Task item: All of the entries below should be returned verbatim, apart from the pictures.

(Data provided begins)

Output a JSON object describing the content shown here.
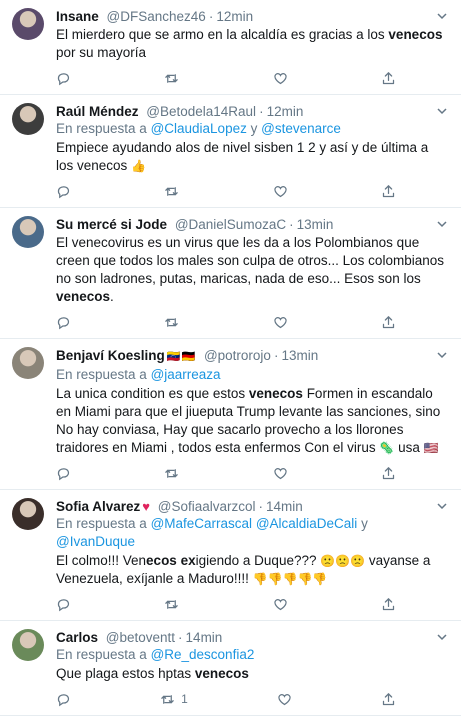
{
  "tweets": [
    {
      "name": "Insane",
      "handle": "@DFSanchez46",
      "time": "12min",
      "reply_to": null,
      "text_html": "El mierdero que se armo en la alcaldía es gracias a los <b>venecos</b> por su mayoría",
      "retweets": "",
      "avatar_color": "#5a4a6a"
    },
    {
      "name": "Raúl Méndez",
      "handle": "@Betodela14Raul",
      "time": "12min",
      "reply_prefix": "En respuesta a ",
      "reply_to": [
        "@ClaudiaLopez",
        "@stevenarce"
      ],
      "reply_joiner": " y ",
      "text_html": "Empiece ayudando alos de nivel sisben 1 2 y así y de última a los venecos <span class=\"emoji\">👍</span>",
      "retweets": "",
      "avatar_color": "#3d3d3d"
    },
    {
      "name": "Su mercé si Jode",
      "handle": "@DanielSumozaC",
      "time": "13min",
      "reply_to": null,
      "text_html": "El venecovirus es un virus que les da a los Polombianos que creen que todos los males son culpa de otros... Los colombianos no son ladrones, putas, maricas, nada de eso... Esos son los <b>venecos</b>.",
      "retweets": "",
      "avatar_color": "#4a6a8a"
    },
    {
      "name": "Benjaví Koesling",
      "name_flags": "🇻🇪🇩🇪",
      "handle": "@potrorojo",
      "time": "13min",
      "reply_prefix": "En respuesta a ",
      "reply_to": [
        "@jaarreaza"
      ],
      "text_html": "La unica condition es que estos <b>venecos</b> Formen in escandalo en Miami para que el jiueputa Trump levante las sanciones, sino No hay conviasa, Hay que sacarlo provecho a los llorones traidores en Miami , todos esta enfermos Con el virus <span class=\"emoji\">🦠</span> usa <span class=\"emoji\">🇺🇸</span>",
      "retweets": "",
      "avatar_color": "#8a8478"
    },
    {
      "name": "Sofia Alvarez",
      "name_heart": "♥",
      "handle": "@Sofiaalvarzcol",
      "time": "14min",
      "reply_prefix": "En respuesta a ",
      "reply_to": [
        "@MafeCarrascal",
        "@AlcaldiaDeCali",
        "@IvanDuque"
      ],
      "reply_joiner": " ",
      "reply_last_joiner": " y ",
      "text_html": "El colmo!!!  Ven<b>ecos</b> <b>ex</b>igiendo a Duque??? <span class=\"emoji\">🙁🙁🙁</span> vayanse a Venezuela,  exíjanle a Maduro!!!! <span class=\"emoji\">👎👎👎👎👎</span>",
      "retweets": "",
      "avatar_color": "#3a2e2a"
    },
    {
      "name": "Carlos",
      "handle": "@betoventt",
      "time": "14min",
      "reply_prefix": "En respuesta a ",
      "reply_to": [
        "@Re_desconfia2"
      ],
      "text_html": "Que plaga estos hptas <b>venecos</b>",
      "retweets": "1",
      "avatar_color": "#6a8a5a"
    }
  ]
}
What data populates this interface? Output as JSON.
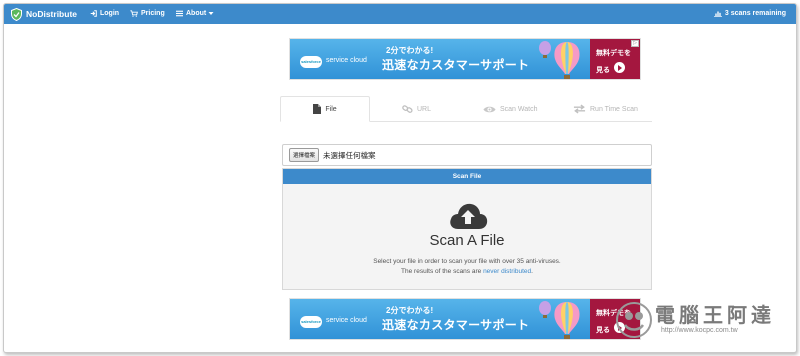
{
  "navbar": {
    "brand": "NoDistribute",
    "login": "Login",
    "pricing": "Pricing",
    "about": "About",
    "scans_remaining": "3 scans remaining",
    "color": "#3d8acb"
  },
  "ad": {
    "headline": "2分でわかる!",
    "main": "迅速なカスタマーサポート",
    "cta_line1": "無料デモを",
    "cta_line2": "見る",
    "brand": "salesforce",
    "product": "service cloud"
  },
  "tabs": [
    {
      "label": "File",
      "icon": "file-icon",
      "active": true
    },
    {
      "label": "URL",
      "icon": "link-icon",
      "active": false
    },
    {
      "label": "Scan Watch",
      "icon": "eye-icon",
      "active": false
    },
    {
      "label": "Run Time Scan",
      "icon": "exchange-icon",
      "active": false
    }
  ],
  "file_input": {
    "button_label": "選擇檔案",
    "status": "未選擇任何檔案"
  },
  "scan_panel": {
    "header": "Scan File",
    "title": "Scan A File",
    "desc_line1": "Select your file in order to scan your file with over 35 anti-viruses.",
    "desc_line2_prefix": "The results of the scans are ",
    "desc_line2_link": "never distributed",
    "desc_line2_suffix": ".",
    "icon": "cloud-upload-icon"
  },
  "watermark": {
    "text": "電腦王阿達",
    "url": "http://www.kocpc.com.tw"
  }
}
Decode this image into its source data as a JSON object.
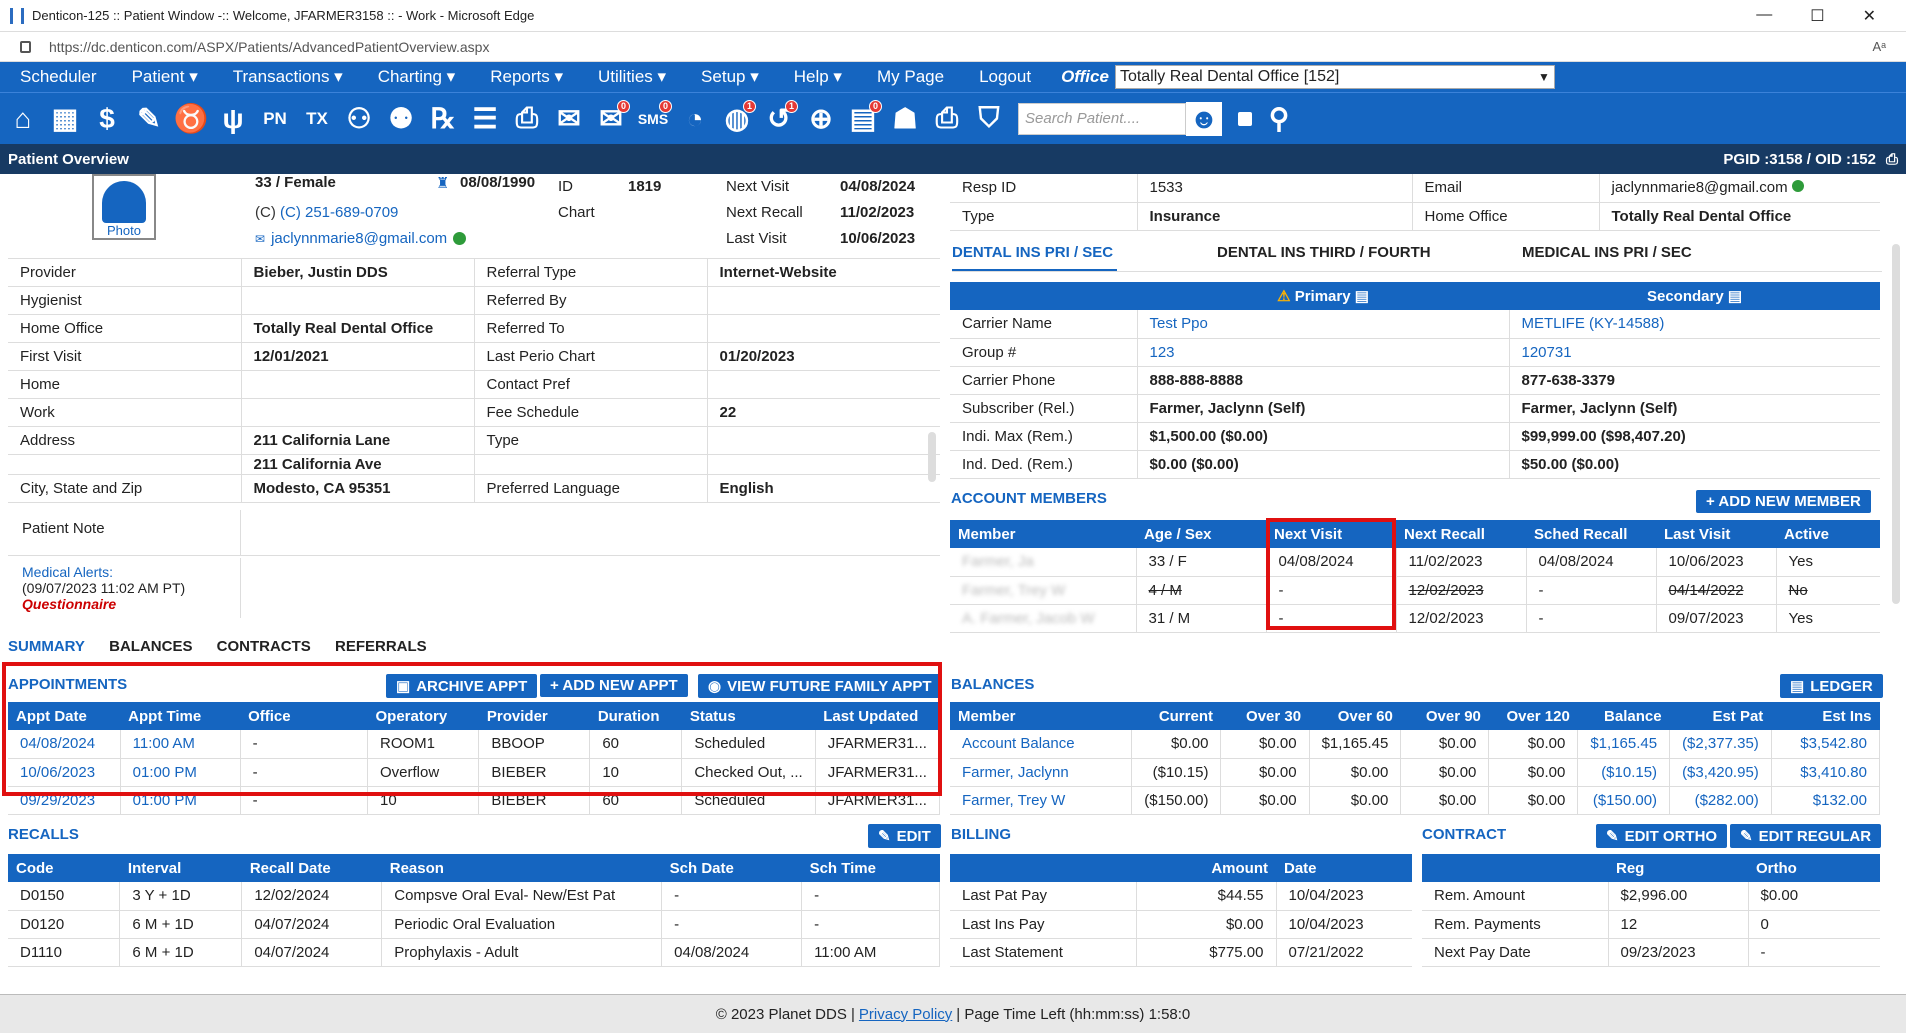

(Data provided ends)

Exercise output:
Output a JSON object describing the content shown here.
{
  "tweets": [
    {
      "name": "Insane",
      "handle": "@DFSanchez46",
      "time": "12min",
      "reply_to": null,
      "text_html": "El mierdero que se armo en la alcaldía es gracias a los <b>venecos</b> por su mayoría",
      "retweets": "",
      "avatar_color": "#5a4a6a"
    },
    {
      "name": "Raúl Méndez",
      "handle": "@Betodela14Raul",
      "time": "12min",
      "reply_prefix": "En respuesta a ",
      "reply_to": [
        "@ClaudiaLopez",
        "@stevenarce"
      ],
      "reply_joiner": " y ",
      "text_html": "Empiece ayudando alos de nivel sisben 1 2 y así y de última a los venecos <span class=\"emoji\">👍</span>",
      "retweets": "",
      "avatar_color": "#3d3d3d"
    },
    {
      "name": "Su mercé si Jode",
      "handle": "@DanielSumozaC",
      "time": "13min",
      "reply_to": null,
      "text_html": "El venecovirus es un virus que les da a los Polombianos que creen que todos los males son culpa de otros... Los colombianos no son ladrones, putas, maricas, nada de eso... Esos son los <b>venecos</b>.",
      "retweets": "",
      "avatar_color": "#4a6a8a"
    },
    {
      "name": "Benjaví Koesling",
      "name_flags": "🇻🇪🇩🇪",
      "handle": "@potrorojo",
      "time": "13min",
      "reply_prefix": "En respuesta a ",
      "reply_to": [
        "@jaarreaza"
      ],
      "text_html": "La unica condition es que estos <b>venecos</b> Formen in escandalo en Miami para que el jiueputa Trump levante las sanciones, sino No hay conviasa, Hay que sacarlo provecho a los llorones traidores en Miami , todos esta enfermos Con el virus <span class=\"emoji\">🦠</span> usa <span class=\"emoji\">🇺🇸</span>",
      "retweets": "",
      "avatar_color": "#8a8478"
    },
    {
      "name": "Sofia Alvarez",
      "name_heart": "♥",
      "handle": "@Sofiaalvarzcol",
      "time": "14min",
      "reply_prefix": "En respuesta a ",
      "reply_to": [
        "@MafeCarrascal",
        "@AlcaldiaDeCali",
        "@IvanDuque"
      ],
      "reply_joiner": " ",
      "reply_last_joiner": " y ",
      "text_html": "El colmo!!!  Ven<b>ecos</b> <b>ex</b>igiendo a Duque??? <span class=\"emoji\">🙁🙁🙁</span> vayanse a Venezuela,  exíjanle a Maduro!!!! <span class=\"emoji\">👎👎👎👎👎</span>",
      "retweets": "",
      "avatar_color": "#3a2e2a"
    },
    {
      "name": "Carlos",
      "handle": "@betoventt",
      "time": "14min",
      "reply_prefix": "En respuesta a ",
      "reply_to": [
        "@Re_desconfia2"
      ],
      "text_html": "Que plaga estos hptas <b>venecos</b>",
      "retweets": "1",
      "avatar_color": "#6a8a5a"
    }
  ]
}
What data populates this interface? Output as JSON.
{
  "navbar": {
    "brand": "NoDistribute",
    "login": "Login",
    "pricing": "Pricing",
    "about": "About",
    "scans_remaining": "3 scans remaining",
    "color": "#3d8acb"
  },
  "ad": {
    "headline": "2分でわかる!",
    "main": "迅速なカスタマーサポート",
    "cta_line1": "無料デモを",
    "cta_line2": "見る",
    "brand": "salesforce",
    "product": "service cloud"
  },
  "tabs": [
    {
      "label": "File",
      "icon": "file-icon",
      "active": true
    },
    {
      "label": "URL",
      "icon": "link-icon",
      "active": false
    },
    {
      "label": "Scan Watch",
      "icon": "eye-icon",
      "active": false
    },
    {
      "label": "Run Time Scan",
      "icon": "exchange-icon",
      "active": false
    }
  ],
  "file_input": {
    "button_label": "選擇檔案",
    "status": "未選擇任何檔案"
  },
  "scan_panel": {
    "header": "Scan File",
    "title": "Scan A File",
    "desc_line1": "Select your file in order to scan your file with over 35 anti-viruses.",
    "desc_line2_prefix": "The results of the scans are ",
    "desc_line2_link": "never distributed",
    "desc_line2_suffix": ".",
    "icon": "cloud-upload-icon"
  },
  "watermark": {
    "text": "電腦王阿達",
    "url": "http://www.kocpc.com.tw"
  }
}
Decode this image into its source data as a JSON object.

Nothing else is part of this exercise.